Objective >>
Track down the lines that contain "xlabel" and copy them.

____________________

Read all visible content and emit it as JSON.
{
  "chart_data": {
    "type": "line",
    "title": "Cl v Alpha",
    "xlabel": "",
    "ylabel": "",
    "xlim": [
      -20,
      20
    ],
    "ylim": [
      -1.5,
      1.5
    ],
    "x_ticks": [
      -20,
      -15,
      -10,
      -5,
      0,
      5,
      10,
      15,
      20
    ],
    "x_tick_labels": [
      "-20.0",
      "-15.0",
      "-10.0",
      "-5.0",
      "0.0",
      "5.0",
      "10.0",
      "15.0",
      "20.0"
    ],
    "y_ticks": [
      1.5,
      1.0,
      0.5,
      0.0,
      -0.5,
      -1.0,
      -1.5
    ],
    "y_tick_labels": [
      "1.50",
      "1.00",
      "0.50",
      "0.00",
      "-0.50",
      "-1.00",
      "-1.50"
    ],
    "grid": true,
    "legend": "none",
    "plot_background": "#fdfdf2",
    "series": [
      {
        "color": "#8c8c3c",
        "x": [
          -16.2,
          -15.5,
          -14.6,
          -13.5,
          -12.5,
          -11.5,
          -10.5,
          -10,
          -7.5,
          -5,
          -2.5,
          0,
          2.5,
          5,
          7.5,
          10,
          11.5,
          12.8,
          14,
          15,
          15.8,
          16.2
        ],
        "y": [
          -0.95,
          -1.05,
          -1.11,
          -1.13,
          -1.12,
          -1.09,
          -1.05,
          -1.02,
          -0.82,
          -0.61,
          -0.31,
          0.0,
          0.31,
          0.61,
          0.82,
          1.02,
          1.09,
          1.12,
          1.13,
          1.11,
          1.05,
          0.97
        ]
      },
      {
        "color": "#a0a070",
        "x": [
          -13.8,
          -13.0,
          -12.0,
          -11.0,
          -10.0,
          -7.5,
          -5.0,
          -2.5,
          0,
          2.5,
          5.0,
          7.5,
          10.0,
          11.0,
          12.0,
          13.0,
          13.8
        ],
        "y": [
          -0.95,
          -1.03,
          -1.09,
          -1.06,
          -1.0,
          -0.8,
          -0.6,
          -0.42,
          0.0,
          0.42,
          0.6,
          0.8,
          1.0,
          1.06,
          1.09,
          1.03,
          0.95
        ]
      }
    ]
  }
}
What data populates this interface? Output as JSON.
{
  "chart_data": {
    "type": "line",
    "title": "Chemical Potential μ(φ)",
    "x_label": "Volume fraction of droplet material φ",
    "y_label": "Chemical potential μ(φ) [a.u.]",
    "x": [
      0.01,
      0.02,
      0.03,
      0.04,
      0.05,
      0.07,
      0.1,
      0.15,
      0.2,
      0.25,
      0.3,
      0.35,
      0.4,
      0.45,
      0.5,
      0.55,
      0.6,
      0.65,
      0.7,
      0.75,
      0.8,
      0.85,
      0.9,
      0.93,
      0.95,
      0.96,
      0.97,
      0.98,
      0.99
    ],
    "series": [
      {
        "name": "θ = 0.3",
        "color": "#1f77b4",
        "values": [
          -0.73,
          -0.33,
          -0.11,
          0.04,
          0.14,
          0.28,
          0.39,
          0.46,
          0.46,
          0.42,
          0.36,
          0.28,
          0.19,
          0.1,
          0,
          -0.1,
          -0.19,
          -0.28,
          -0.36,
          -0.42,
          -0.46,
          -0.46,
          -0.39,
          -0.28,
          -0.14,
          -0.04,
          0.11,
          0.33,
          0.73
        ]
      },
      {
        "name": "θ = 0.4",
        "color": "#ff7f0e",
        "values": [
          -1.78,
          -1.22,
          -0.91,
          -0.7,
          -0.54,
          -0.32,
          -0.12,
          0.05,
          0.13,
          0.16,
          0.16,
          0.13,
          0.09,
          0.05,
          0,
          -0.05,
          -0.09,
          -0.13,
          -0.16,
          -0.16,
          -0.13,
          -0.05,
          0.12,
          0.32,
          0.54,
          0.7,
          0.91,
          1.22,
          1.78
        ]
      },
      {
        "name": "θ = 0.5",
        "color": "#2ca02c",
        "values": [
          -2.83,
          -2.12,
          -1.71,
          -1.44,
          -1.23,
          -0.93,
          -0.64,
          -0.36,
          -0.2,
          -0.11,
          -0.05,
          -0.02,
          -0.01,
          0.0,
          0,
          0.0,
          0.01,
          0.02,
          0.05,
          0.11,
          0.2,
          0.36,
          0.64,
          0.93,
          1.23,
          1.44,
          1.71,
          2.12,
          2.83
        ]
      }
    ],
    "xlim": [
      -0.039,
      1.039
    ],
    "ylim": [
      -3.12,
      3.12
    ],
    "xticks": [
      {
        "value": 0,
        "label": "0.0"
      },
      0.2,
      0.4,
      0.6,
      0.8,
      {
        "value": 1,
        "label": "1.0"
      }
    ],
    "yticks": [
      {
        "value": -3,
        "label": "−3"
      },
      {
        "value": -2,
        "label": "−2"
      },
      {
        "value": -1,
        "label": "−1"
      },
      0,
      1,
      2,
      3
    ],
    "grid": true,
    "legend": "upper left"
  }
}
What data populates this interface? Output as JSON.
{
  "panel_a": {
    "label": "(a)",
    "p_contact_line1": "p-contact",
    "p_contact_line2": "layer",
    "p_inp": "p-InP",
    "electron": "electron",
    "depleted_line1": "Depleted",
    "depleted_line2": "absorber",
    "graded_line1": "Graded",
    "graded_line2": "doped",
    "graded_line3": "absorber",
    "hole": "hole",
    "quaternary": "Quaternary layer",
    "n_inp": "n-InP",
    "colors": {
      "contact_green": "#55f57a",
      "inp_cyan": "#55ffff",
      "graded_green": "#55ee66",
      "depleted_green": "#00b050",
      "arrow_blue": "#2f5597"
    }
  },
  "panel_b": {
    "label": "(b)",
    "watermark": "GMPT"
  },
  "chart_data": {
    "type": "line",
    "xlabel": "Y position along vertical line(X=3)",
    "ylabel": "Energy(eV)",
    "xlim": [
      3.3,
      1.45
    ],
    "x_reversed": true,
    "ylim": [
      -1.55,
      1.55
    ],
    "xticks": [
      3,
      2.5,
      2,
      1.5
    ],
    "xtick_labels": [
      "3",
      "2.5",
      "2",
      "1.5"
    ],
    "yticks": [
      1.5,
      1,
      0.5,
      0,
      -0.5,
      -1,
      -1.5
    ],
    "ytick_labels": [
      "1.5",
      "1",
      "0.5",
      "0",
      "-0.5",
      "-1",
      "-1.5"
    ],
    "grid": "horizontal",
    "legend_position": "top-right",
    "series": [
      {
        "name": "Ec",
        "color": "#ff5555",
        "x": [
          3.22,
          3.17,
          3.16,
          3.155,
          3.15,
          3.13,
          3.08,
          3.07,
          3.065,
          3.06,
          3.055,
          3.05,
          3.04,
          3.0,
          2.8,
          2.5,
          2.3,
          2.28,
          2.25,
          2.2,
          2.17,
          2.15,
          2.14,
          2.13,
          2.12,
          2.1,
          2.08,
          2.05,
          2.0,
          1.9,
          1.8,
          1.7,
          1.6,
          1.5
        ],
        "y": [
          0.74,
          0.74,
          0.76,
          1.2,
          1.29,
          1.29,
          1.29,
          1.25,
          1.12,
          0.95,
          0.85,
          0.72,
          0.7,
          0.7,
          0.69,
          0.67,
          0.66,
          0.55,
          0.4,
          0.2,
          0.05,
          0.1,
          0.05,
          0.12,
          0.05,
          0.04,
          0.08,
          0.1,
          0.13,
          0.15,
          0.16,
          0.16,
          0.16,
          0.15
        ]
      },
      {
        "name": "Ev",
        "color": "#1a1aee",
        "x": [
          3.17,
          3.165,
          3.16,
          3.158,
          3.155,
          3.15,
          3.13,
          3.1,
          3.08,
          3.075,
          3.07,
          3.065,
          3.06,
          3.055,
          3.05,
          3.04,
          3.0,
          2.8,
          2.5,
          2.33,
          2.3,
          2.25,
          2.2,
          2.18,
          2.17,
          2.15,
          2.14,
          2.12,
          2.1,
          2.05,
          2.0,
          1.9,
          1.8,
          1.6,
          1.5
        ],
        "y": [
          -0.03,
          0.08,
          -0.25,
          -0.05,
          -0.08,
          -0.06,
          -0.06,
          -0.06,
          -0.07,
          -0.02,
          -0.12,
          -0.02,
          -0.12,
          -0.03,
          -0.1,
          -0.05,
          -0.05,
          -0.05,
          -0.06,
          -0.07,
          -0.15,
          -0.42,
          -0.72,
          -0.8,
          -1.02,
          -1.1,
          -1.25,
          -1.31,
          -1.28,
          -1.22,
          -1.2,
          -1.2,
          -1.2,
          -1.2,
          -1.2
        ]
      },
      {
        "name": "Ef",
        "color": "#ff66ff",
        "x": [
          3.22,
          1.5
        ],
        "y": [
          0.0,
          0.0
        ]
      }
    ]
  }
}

____________________

The answer >>
    "xlabel": "",
    "xlabel": "Y position along vertical line(X=3)",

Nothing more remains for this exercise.